• Stated problem:
Please give every line of the entries below as a JSON list of strings, one string per line, skipping blank lines. Leave the pictures out.

Dataset rows
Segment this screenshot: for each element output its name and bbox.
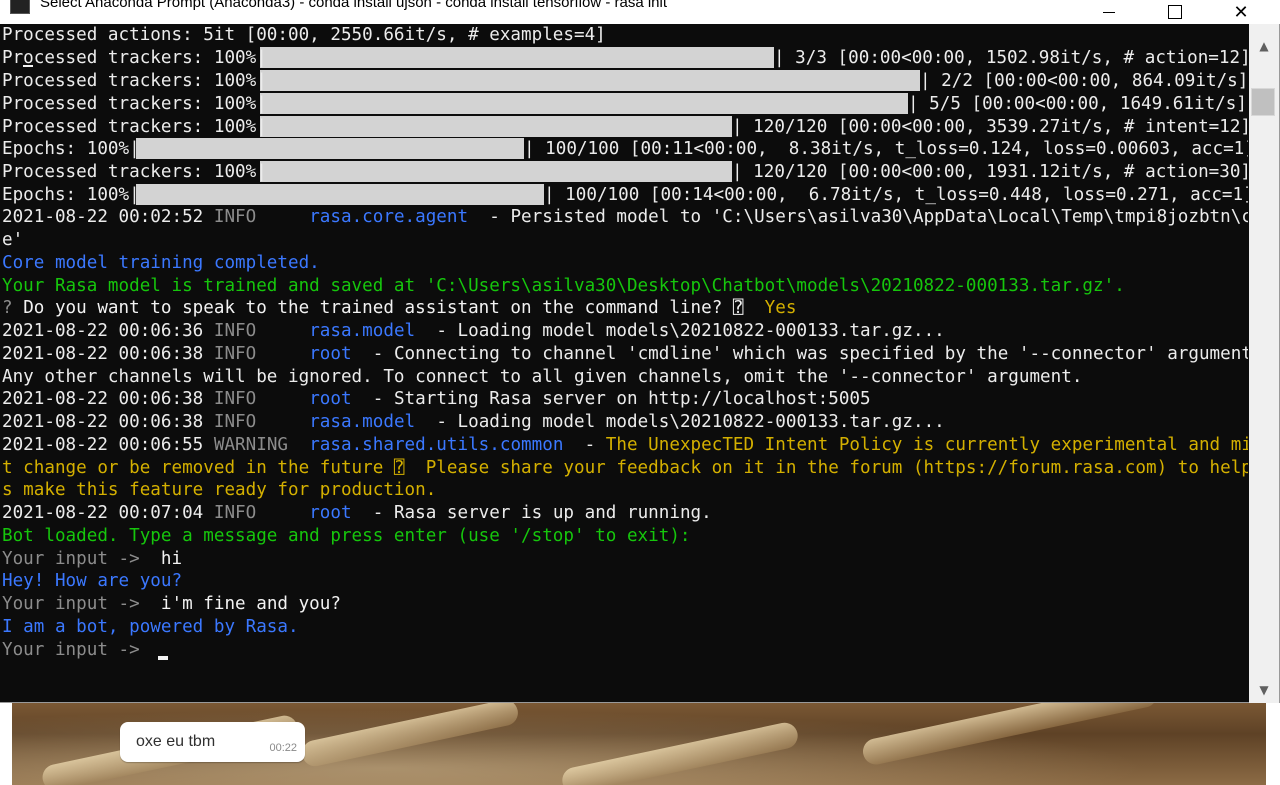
minimize-button[interactable] xyxy=(1086,0,1132,22)
user-input-line: Your input -> i'm fine and you? xyxy=(2,594,341,614)
user-input-line: Your input -> hi xyxy=(2,549,183,569)
console-line: Processed trackers: 100%| xyxy=(2,94,267,114)
console-line: Any other channels will be ignored. To c… xyxy=(2,367,1083,387)
console-line: Epochs: 100%| xyxy=(2,139,140,159)
console-line: Your Rasa model is trained and saved at … xyxy=(2,276,1125,296)
minimize-icon xyxy=(1103,11,1115,13)
console-line: | 100/100 [00:14<00:00, 6.78it/s, t_loss… xyxy=(544,185,1248,205)
console-line: Epochs: 100%| xyxy=(2,185,140,205)
console-line: | 5/5 [00:00<00:00, 1649.61it/s] xyxy=(908,94,1247,114)
console-line: e' xyxy=(2,230,24,250)
log-line: 2021-08-22 00:07:04 INFO root - Rasa ser… xyxy=(2,503,712,523)
desktop-edge-left xyxy=(0,700,12,785)
prompt-question: ? Do you want to speak to the trained as… xyxy=(2,298,797,318)
log-line: 2021-08-22 00:06:38 INFO rasa.model - Lo… xyxy=(2,412,945,432)
scrollbar-thumb[interactable] xyxy=(1251,88,1275,116)
anaconda-prompt-window[interactable]: Select Anaconda Prompt (Anaconda3) - con… xyxy=(0,0,1280,703)
window-title: Select Anaconda Prompt (Anaconda3) - con… xyxy=(40,0,668,11)
console-line: | 3/3 [00:00<00:00, 1502.98it/s, # actio… xyxy=(774,48,1248,68)
warning-line: t change or be removed in the future ⍰ P… xyxy=(2,458,1248,478)
bot-response-line: Hey! How are you? xyxy=(2,571,183,591)
progress-bar xyxy=(260,161,732,182)
log-line: 2021-08-22 00:02:52 INFO rasa.core.agent… xyxy=(2,207,1248,227)
vertical-scrollbar[interactable]: ▲ ▼ xyxy=(1249,24,1279,703)
chat-message-text: oxe eu tbm xyxy=(136,733,216,750)
warning-line: 2021-08-22 00:06:55 WARNING rasa.shared.… xyxy=(2,435,1248,455)
progress-bar xyxy=(260,93,908,114)
log-line: 2021-08-22 00:06:36 INFO rasa.model - Lo… xyxy=(2,321,945,341)
log-line: 2021-08-22 00:06:38 INFO root - Connecti… xyxy=(2,344,1248,364)
console-line: Processed trackers: 100%| xyxy=(2,162,267,182)
text-cursor xyxy=(158,656,168,660)
console-line: | 120/120 [00:00<00:00, 3539.27it/s, # i… xyxy=(732,117,1248,137)
console-line: | 100/100 [00:11<00:00, 8.38it/s, t_loss… xyxy=(524,139,1248,159)
bot-response-line: I am a bot, powered by Rasa. xyxy=(2,617,299,637)
close-icon: ✕ xyxy=(1233,1,1249,23)
console-line: | 120/120 [00:00<00:00, 1931.12it/s, # a… xyxy=(732,162,1248,182)
chat-bubble[interactable]: oxe eu tbm 00:22 xyxy=(120,722,305,762)
user-input-line[interactable]: Your input -> xyxy=(2,639,161,661)
progress-bar xyxy=(260,47,774,68)
scroll-down-icon[interactable]: ▼ xyxy=(1249,680,1279,700)
console-line: Core model training completed. xyxy=(2,253,320,273)
scroll-up-icon[interactable]: ▲ xyxy=(1249,36,1279,56)
progress-bar xyxy=(260,116,732,137)
warning-line: s make this feature ready for production… xyxy=(2,480,437,500)
console-line: Processed trackers: 100%| xyxy=(2,48,267,68)
console-line: Bot loaded. Type a message and press ent… xyxy=(2,526,691,546)
progress-bar xyxy=(136,138,524,159)
progress-bar xyxy=(260,70,920,91)
console-output[interactable]: Processed actions: 5it [00:00, 2550.66it… xyxy=(2,24,1248,700)
maximize-button[interactable] xyxy=(1152,0,1198,22)
chat-message-time: 00:22 xyxy=(269,742,297,754)
console-line: | 2/2 [00:00<00:00, 864.09it/s] xyxy=(920,71,1248,91)
close-button[interactable]: ✕ xyxy=(1218,0,1264,23)
title-bar[interactable]: Select Anaconda Prompt (Anaconda3) - con… xyxy=(0,0,1280,24)
maximize-icon xyxy=(1168,5,1182,19)
text-cursor xyxy=(23,65,33,67)
console-line: Processed actions: 5it [00:00, 2550.66it… xyxy=(2,25,606,45)
console-app-icon xyxy=(10,0,30,14)
console-line: Processed trackers: 100%| xyxy=(2,117,267,137)
desktop-edge-right xyxy=(1266,700,1280,785)
log-line: 2021-08-22 00:06:38 INFO root - Starting… xyxy=(2,389,871,409)
console-line: Processed trackers: 100%| xyxy=(2,71,267,91)
progress-bar xyxy=(136,184,544,205)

• In response:
[
  "Segment this screenshot: for each element output its name and bbox.",
  "minimize-button[interactable] xyxy=(1086,0,1132,22)",
  "user-input-line: Your input -> i'm fine and you? xyxy=(2,594,341,614)",
  "user-input-line: Your input -> hi xyxy=(2,549,183,569)",
  "console-line: Processed trackers: 100%| xyxy=(2,94,267,114)",
  "console-line: Any other channels will be ignored. To c… xyxy=(2,367,1083,387)",
  "console-line: Epochs: 100%| xyxy=(2,139,140,159)",
  "console-line: Your Rasa model is trained and saved at … xyxy=(2,276,1125,296)",
  "minimize-icon xyxy=(1103,11,1115,13)",
  "console-line: | 100/100 [00:14<00:00, 6.78it/s, t_loss… xyxy=(544,185,1248,205)",
  "console-line: Epochs: 100%| xyxy=(2,185,140,205)",
  "console-line: | 5/5 [00:00<00:00, 1649.61it/s] xyxy=(908,94,1247,114)",
  "console-line: e' xyxy=(2,230,24,250)",
  "log-line: 2021-08-22 00:07:04 INFO root - Rasa ser… xyxy=(2,503,712,523)",
  "desktop-edge-left xyxy=(0,700,12,785)",
  "prompt-question: ? Do you want to speak to the trained as… xyxy=(2,298,797,318)",
  "log-line: 2021-08-22 00:06:38 INFO rasa.model - Lo… xyxy=(2,412,945,432)",
  "scrollbar-thumb[interactable] xyxy=(1251,88,1275,116)",
  "anaconda-prompt-window[interactable]: Select Anaconda Prompt (Anaconda3) - con… xyxy=(0,0,1280,703)",
  "window-title: Select Anaconda Prompt (Anaconda3) - con… xyxy=(40,0,668,11)",
  "console-line: | 3/3 [00:00<00:00, 1502.98it/s, # actio… xyxy=(774,48,1248,68)",
  "warning-line: t change or be removed in the future ⍰ P… xyxy=(2,458,1248,478)",
  "bot-response-line: Hey! How are you? xyxy=(2,571,183,591)",
  "progress-bar xyxy=(260,161,732,182)",
  "log-line: 2021-08-22 00:02:52 INFO rasa.core.agent… xyxy=(2,207,1248,227)",
  "vertical-scrollbar[interactable]: ▲ ▼ xyxy=(1249,24,1279,703)",
  "chat-message-text: oxe eu tbm xyxy=(136,733,216,750)",
  "warning-line: 2021-08-22 00:06:55 WARNING rasa.shared.… xyxy=(2,435,1248,455)",
  "progress-bar xyxy=(260,93,908,114)",
  "log-line: 2021-08-22 00:06:36 INFO rasa.model - Lo… xyxy=(2,321,945,341)",
  "log-line: 2021-08-22 00:06:38 INFO root - Connecti… xyxy=(2,344,1248,364)",
  "console-line: Processed trackers: 100%| xyxy=(2,162,267,182)",
  "text-cursor xyxy=(158,656,168,660)",
  "console-line: | 120/120 [00:00<00:00, 3539.27it/s, # i… xyxy=(732,117,1248,137)",
  "console-line: | 100/100 [00:11<00:00, 8.38it/s, t_loss… xyxy=(524,139,1248,159)",
  "bot-response-line: I am a bot, powered by Rasa. xyxy=(2,617,299,637)",
  "close-icon: ✕ xyxy=(1233,1,1249,23)",
  "console-line: | 120/120 [00:00<00:00, 1931.12it/s, # a… xyxy=(732,162,1248,182)",
  "chat-bubble[interactable]: oxe eu tbm 00:22 xyxy=(120,722,305,762)",
  "user-input-line[interactable]: Your input -> xyxy=(2,639,161,661)",
  "progress-bar xyxy=(260,47,774,68)",
  "scroll-down-icon[interactable]: ▼ xyxy=(1249,680,1279,700)",
  "console-line: Core model training completed. xyxy=(2,253,320,273)",
  "scroll-up-icon[interactable]: ▲ xyxy=(1249,36,1279,56)",
  "progress-bar xyxy=(260,116,732,137)",
  "warning-line: s make this feature ready for production… xyxy=(2,480,437,500)",
  "console-line: Processed trackers: 100%| xyxy=(2,48,267,68)",
  "console-line: Bot loaded. Type a message and press ent… xyxy=(2,526,691,546)",
  "progress-bar xyxy=(136,138,524,159)",
  "progress-bar xyxy=(260,70,920,91)",
  "console-output[interactable]: Processed actions: 5it [00:00, 2550.66it… xyxy=(2,24,1248,700)",
  "maximize-button[interactable] xyxy=(1152,0,1198,22)",
  "chat-message-time: 00:22 xyxy=(269,742,297,754)",
  "console-line: | 2/2 [00:00<00:00, 864.09it/s] xyxy=(920,71,1248,91)",
  "close-button[interactable]: ✕ xyxy=(1218,0,1264,23)",
  "title-bar[interactable]: Select Anaconda Prompt (Anaconda3) - con… xyxy=(0,0,1280,24)",
  "maximize-icon xyxy=(1168,5,1182,19)",
  "text-cursor xyxy=(23,65,33,67)",
  "console-line: Processed actions: 5it [00:00, 2550.66it… xyxy=(2,25,606,45)",
  "console-app-icon xyxy=(10,0,30,14)",
  "console-line: Processed trackers: 100%| xyxy=(2,117,267,137)",
  "desktop-edge-right xyxy=(1266,700,1280,785)",
  "log-line: 2021-08-22 00:06:38 INFO root - Starting… xyxy=(2,389,871,409)",
  "console-line: Processed trackers: 100%| xyxy=(2,71,267,91)",
  "progress-bar xyxy=(136,184,544,205)"
]